Dataset rows:
begin
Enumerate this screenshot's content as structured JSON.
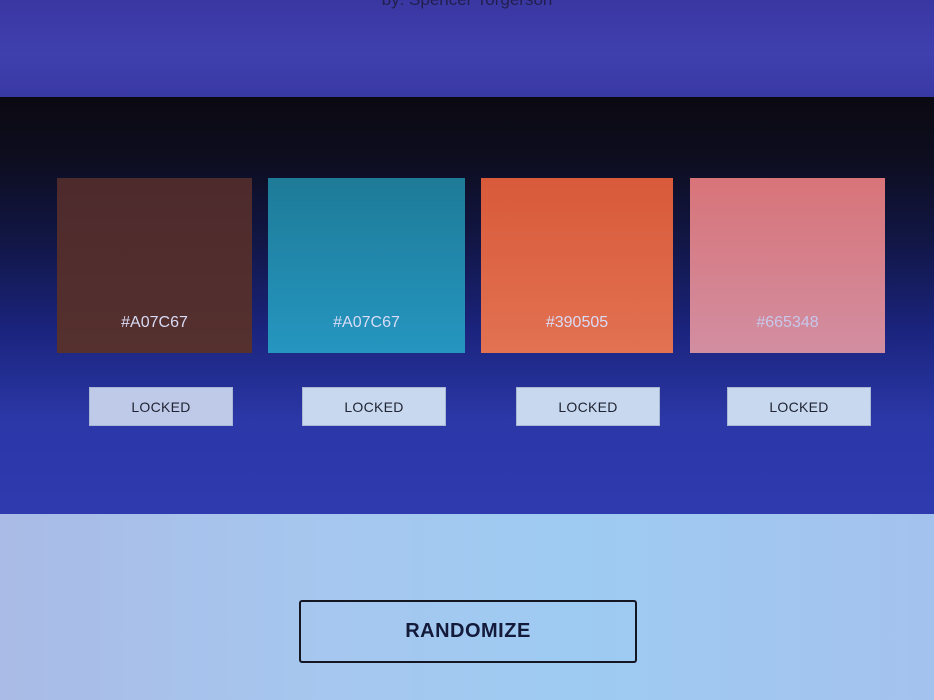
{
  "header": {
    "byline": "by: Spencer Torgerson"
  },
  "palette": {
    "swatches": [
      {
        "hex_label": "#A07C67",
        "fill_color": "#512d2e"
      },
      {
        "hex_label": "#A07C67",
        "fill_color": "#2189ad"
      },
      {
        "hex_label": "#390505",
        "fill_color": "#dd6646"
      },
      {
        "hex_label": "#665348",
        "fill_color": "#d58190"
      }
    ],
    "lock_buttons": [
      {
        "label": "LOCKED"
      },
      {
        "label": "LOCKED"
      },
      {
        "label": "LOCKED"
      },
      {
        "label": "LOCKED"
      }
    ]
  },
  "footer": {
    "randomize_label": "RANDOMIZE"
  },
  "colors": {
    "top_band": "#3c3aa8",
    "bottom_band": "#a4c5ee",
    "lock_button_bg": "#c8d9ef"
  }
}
end
Written instruction: Repeat the preceding records precisely, and leave every picture out of the copy.

Complete answer:
Enumerate this screenshot's content as structured JSON.
{
  "header": {
    "byline": "by: Spencer Torgerson"
  },
  "palette": {
    "swatches": [
      {
        "hex_label": "#A07C67",
        "fill_color": "#512d2e"
      },
      {
        "hex_label": "#A07C67",
        "fill_color": "#2189ad"
      },
      {
        "hex_label": "#390505",
        "fill_color": "#dd6646"
      },
      {
        "hex_label": "#665348",
        "fill_color": "#d58190"
      }
    ],
    "lock_buttons": [
      {
        "label": "LOCKED"
      },
      {
        "label": "LOCKED"
      },
      {
        "label": "LOCKED"
      },
      {
        "label": "LOCKED"
      }
    ]
  },
  "footer": {
    "randomize_label": "RANDOMIZE"
  },
  "colors": {
    "top_band": "#3c3aa8",
    "bottom_band": "#a4c5ee",
    "lock_button_bg": "#c8d9ef"
  }
}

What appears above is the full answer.